* Start *
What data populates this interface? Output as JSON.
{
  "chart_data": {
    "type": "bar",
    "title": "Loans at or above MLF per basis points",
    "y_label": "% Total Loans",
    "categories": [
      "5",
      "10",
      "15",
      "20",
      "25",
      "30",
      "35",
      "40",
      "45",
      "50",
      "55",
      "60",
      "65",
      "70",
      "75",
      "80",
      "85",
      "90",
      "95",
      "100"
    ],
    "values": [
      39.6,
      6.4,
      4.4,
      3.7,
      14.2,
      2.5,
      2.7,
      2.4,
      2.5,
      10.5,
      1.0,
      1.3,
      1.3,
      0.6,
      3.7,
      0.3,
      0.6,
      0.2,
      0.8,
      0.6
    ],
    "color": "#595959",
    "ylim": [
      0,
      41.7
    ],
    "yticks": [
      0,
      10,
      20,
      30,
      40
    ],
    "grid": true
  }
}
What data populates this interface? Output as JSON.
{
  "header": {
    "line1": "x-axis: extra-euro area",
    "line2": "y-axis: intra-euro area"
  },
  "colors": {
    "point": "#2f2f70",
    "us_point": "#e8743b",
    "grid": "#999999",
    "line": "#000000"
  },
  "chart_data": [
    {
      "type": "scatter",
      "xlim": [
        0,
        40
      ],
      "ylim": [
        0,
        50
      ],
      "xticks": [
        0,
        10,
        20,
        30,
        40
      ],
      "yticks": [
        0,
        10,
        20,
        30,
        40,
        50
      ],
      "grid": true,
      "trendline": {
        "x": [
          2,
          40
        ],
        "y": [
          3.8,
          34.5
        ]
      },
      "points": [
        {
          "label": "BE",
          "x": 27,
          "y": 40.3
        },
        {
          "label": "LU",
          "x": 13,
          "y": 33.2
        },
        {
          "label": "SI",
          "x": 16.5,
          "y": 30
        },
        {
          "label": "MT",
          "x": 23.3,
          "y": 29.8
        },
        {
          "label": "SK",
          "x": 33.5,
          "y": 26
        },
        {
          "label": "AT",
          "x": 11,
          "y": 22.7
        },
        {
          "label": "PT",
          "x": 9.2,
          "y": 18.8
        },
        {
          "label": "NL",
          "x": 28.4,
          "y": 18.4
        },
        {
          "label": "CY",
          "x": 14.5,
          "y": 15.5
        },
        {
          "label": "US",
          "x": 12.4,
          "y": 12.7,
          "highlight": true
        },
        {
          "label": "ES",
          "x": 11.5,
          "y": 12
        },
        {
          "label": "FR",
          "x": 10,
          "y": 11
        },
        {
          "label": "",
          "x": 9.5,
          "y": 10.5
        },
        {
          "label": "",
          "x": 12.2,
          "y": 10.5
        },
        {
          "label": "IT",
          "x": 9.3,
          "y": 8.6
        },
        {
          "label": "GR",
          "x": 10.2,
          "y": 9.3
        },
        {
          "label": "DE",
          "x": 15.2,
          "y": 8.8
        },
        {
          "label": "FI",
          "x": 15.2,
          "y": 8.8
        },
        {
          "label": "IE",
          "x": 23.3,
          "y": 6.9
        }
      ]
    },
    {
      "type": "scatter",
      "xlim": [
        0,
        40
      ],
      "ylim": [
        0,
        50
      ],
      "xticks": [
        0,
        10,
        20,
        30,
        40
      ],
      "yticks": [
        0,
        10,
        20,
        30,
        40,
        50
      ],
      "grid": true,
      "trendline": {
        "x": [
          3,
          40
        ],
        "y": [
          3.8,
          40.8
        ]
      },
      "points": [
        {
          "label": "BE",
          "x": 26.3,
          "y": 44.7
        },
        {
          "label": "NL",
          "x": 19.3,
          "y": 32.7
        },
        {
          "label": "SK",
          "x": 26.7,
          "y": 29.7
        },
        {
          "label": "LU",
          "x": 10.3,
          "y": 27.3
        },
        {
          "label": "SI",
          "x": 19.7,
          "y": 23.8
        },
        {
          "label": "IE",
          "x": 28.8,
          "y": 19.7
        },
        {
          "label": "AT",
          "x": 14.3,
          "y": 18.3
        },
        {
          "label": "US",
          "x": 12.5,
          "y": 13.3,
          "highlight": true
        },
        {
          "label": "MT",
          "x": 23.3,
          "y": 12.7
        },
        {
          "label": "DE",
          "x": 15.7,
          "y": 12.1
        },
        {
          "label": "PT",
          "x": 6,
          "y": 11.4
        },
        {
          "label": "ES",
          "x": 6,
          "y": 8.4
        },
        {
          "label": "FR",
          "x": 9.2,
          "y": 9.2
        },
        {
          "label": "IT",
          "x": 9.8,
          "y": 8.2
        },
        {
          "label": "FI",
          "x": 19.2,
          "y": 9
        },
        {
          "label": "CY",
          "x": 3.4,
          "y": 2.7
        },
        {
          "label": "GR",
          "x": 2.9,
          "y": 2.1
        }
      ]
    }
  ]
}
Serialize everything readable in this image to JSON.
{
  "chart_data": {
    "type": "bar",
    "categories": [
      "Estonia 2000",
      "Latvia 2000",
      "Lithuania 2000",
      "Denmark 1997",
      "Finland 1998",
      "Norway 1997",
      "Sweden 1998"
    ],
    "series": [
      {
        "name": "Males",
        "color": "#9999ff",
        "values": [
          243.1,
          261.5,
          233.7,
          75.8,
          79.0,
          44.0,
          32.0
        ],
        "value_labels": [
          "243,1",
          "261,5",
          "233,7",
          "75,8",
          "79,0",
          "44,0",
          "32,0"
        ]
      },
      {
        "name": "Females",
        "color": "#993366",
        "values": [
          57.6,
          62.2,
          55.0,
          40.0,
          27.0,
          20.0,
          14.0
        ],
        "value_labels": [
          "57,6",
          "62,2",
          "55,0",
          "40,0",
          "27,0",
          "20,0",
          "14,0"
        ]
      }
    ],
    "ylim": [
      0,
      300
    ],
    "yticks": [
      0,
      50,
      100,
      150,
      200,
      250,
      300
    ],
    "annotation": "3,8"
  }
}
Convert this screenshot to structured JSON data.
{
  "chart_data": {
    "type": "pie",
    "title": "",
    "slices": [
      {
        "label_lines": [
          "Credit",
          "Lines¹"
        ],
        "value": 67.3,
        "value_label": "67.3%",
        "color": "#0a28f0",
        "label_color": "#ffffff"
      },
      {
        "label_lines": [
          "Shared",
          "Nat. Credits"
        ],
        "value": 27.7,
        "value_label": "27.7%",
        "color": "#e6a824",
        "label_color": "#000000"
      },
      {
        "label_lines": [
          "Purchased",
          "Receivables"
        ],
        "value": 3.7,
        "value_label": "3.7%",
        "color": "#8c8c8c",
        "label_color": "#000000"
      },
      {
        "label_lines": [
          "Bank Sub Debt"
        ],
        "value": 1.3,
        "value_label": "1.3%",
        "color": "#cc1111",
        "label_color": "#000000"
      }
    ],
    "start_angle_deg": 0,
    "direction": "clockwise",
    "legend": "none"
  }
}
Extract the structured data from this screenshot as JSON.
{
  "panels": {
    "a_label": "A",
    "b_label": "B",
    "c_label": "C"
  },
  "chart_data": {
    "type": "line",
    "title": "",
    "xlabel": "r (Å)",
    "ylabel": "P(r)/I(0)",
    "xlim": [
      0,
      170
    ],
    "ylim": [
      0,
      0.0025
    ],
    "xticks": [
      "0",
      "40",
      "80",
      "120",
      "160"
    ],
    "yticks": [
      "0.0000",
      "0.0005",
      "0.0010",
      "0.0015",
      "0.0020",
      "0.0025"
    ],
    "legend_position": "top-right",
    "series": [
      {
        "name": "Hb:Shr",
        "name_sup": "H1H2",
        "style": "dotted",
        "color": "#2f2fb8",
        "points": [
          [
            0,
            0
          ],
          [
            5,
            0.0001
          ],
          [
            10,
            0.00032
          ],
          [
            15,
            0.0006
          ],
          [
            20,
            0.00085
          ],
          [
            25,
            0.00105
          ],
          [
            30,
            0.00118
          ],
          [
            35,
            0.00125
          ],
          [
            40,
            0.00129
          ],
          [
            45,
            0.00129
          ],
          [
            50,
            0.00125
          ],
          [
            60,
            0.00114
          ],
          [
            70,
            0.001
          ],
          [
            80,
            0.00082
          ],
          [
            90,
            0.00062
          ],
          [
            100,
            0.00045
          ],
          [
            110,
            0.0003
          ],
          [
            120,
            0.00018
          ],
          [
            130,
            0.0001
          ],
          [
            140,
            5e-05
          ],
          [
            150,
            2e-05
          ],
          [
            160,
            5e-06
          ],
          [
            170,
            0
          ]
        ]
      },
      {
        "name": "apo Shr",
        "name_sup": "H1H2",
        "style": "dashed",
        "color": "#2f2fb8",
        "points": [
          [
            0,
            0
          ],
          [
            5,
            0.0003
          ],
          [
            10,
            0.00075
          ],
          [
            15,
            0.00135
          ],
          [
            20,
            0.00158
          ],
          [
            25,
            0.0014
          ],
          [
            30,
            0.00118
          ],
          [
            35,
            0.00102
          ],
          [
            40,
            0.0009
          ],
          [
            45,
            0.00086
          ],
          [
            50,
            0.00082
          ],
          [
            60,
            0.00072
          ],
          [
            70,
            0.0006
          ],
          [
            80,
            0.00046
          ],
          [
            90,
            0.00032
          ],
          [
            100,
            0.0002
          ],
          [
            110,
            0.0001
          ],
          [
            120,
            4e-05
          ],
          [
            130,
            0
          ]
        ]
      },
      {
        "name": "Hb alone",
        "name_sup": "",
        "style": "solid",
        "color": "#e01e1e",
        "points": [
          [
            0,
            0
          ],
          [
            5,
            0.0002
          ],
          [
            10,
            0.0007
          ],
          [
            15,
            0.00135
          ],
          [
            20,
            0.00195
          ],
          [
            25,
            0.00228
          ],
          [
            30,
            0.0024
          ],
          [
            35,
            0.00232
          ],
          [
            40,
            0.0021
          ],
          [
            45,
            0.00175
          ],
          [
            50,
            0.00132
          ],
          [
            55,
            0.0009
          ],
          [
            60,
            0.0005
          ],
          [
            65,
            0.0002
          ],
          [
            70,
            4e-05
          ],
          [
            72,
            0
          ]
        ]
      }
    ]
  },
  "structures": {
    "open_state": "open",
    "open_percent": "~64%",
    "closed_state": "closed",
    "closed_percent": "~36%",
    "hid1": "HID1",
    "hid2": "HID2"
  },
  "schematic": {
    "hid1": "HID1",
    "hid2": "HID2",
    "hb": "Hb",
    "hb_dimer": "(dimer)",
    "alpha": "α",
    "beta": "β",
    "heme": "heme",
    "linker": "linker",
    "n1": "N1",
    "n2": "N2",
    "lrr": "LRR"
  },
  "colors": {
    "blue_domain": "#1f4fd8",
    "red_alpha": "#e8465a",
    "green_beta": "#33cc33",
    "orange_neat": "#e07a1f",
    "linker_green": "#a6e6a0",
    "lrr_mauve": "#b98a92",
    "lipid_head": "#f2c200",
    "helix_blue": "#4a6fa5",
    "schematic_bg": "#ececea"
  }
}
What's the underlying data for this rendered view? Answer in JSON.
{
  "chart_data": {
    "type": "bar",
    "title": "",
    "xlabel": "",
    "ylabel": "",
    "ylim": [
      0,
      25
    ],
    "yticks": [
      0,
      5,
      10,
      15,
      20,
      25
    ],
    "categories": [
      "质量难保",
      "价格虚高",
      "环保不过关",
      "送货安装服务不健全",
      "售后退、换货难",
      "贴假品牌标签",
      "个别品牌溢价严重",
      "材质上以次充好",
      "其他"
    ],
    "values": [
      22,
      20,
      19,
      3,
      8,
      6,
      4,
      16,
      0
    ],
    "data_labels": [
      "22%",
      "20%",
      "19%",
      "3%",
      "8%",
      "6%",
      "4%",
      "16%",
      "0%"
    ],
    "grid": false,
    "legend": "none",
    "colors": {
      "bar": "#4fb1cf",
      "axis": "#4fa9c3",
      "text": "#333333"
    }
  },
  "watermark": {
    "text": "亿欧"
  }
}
* End *
Give the lines exactly as they stand, from the line with "What's the underlying" through the end of the material.

What's the underlying data for this rendered view? Answer in JSON.
{
  "chart_data": {
    "type": "bar",
    "title": "",
    "xlabel": "",
    "ylabel": "",
    "ylim": [
      0,
      25
    ],
    "yticks": [
      0,
      5,
      10,
      15,
      20,
      25
    ],
    "categories": [
      "质量难保",
      "价格虚高",
      "环保不过关",
      "送货安装服务不健全",
      "售后退、换货难",
      "贴假品牌标签",
      "个别品牌溢价严重",
      "材质上以次充好",
      "其他"
    ],
    "values": [
      22,
      20,
      19,
      3,
      8,
      6,
      4,
      16,
      0
    ],
    "data_labels": [
      "22%",
      "20%",
      "19%",
      "3%",
      "8%",
      "6%",
      "4%",
      "16%",
      "0%"
    ],
    "grid": false,
    "legend": "none",
    "colors": {
      "bar": "#4fb1cf",
      "axis": "#4fa9c3",
      "text": "#333333"
    }
  },
  "watermark": {
    "text": "亿欧"
  }
}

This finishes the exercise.